Exercise task:
Filter this data down to the lines that hold "values", and copy them.

Supplied data:

┌──

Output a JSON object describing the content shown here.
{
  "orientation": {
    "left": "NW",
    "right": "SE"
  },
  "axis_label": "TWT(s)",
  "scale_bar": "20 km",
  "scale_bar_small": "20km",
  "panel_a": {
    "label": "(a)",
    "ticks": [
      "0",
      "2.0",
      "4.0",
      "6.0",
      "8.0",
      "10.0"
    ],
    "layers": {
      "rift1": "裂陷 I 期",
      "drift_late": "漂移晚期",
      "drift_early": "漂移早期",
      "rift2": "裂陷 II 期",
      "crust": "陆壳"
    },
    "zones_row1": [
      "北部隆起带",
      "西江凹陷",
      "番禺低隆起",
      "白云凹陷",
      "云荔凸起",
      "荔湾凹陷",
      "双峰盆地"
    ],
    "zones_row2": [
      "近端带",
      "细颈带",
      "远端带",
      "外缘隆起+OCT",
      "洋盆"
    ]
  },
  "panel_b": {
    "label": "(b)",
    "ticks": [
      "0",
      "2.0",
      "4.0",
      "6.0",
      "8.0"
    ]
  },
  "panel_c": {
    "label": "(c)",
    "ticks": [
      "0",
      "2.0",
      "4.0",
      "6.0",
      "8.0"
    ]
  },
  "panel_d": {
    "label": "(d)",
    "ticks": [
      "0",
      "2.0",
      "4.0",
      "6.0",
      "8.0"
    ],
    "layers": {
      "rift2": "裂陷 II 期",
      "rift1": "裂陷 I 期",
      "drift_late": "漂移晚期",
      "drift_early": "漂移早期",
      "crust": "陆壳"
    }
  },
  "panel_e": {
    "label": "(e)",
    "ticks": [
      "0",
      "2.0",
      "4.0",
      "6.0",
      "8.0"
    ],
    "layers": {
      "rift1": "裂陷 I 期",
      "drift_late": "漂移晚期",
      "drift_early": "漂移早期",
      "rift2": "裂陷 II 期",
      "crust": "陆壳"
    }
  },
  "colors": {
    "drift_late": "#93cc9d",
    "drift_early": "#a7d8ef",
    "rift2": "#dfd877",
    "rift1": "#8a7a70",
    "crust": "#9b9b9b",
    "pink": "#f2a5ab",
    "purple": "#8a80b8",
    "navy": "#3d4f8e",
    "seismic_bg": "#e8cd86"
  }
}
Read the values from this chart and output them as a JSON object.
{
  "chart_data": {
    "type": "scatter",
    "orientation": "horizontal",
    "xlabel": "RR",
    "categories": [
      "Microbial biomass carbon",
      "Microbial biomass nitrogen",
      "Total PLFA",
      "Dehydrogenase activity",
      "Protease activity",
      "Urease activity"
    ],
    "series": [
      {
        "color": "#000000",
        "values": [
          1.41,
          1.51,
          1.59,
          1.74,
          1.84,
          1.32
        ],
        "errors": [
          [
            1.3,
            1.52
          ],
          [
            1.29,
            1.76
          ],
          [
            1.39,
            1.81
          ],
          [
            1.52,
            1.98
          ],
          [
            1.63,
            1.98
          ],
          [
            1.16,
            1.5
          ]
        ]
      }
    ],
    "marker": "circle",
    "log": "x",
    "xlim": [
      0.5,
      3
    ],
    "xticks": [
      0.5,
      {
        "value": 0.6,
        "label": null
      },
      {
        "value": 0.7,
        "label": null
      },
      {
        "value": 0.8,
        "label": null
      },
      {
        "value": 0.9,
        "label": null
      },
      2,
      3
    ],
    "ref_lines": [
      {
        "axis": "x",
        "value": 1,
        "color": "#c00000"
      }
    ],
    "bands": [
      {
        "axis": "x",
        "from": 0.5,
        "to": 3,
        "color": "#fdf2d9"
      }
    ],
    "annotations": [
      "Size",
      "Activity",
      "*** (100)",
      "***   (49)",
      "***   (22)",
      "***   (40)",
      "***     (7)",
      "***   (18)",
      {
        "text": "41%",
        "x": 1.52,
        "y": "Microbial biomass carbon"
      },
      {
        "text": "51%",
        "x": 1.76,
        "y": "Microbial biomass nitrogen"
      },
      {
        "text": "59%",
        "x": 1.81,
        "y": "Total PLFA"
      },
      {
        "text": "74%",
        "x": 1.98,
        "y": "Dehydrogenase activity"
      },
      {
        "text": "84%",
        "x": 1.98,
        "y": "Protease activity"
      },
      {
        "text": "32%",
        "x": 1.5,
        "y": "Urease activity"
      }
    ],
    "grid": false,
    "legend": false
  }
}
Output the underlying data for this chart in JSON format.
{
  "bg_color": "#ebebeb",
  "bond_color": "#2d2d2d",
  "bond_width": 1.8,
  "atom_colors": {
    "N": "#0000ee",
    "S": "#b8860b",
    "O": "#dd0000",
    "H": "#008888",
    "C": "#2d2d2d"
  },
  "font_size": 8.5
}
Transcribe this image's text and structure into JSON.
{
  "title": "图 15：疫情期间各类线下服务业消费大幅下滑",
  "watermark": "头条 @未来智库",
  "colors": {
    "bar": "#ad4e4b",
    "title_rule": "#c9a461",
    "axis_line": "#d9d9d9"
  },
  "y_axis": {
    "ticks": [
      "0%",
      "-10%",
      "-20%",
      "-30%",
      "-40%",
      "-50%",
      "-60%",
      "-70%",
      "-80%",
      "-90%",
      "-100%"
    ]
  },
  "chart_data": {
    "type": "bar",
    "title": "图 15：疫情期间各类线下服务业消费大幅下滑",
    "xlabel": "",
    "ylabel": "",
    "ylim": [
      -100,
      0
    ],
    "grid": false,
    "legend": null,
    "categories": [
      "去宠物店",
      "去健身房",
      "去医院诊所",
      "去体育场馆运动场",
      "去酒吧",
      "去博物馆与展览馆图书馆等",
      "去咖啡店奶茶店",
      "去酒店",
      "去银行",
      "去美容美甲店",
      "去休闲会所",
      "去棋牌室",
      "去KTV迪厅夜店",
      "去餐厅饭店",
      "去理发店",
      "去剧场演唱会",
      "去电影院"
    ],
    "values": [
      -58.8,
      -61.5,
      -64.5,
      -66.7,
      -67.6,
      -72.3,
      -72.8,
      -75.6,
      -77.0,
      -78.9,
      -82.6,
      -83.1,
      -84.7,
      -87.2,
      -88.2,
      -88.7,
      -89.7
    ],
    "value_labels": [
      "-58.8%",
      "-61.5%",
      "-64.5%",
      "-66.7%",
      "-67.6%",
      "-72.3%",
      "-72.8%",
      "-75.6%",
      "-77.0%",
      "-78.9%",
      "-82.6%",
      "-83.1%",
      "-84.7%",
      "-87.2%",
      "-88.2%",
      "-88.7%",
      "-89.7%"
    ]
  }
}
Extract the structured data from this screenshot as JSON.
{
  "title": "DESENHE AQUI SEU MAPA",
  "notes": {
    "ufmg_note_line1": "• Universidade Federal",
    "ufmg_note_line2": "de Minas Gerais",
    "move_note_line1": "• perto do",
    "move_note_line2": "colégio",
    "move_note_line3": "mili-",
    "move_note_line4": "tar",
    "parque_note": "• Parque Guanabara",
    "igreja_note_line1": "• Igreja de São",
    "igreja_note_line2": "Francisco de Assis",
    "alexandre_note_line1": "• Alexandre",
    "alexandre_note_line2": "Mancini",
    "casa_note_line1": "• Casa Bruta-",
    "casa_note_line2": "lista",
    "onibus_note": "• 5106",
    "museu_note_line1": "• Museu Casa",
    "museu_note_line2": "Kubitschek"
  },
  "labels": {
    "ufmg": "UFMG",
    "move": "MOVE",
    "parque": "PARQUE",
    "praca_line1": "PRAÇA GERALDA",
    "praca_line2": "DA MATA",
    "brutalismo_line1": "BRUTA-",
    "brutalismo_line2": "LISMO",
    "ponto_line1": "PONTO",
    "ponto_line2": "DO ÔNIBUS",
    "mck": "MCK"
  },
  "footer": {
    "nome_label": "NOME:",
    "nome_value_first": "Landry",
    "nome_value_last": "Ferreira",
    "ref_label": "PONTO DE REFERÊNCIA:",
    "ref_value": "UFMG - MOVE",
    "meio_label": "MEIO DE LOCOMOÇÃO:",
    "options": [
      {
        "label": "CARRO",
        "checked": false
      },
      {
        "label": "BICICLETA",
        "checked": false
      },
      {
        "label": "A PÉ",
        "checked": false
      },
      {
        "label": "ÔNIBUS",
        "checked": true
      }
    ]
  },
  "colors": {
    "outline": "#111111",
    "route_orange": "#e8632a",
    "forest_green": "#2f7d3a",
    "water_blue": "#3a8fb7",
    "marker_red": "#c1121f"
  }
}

└──

Answer to this task:
Read the values from this chart and output them as a JSON object.
        "values": [
    "values": [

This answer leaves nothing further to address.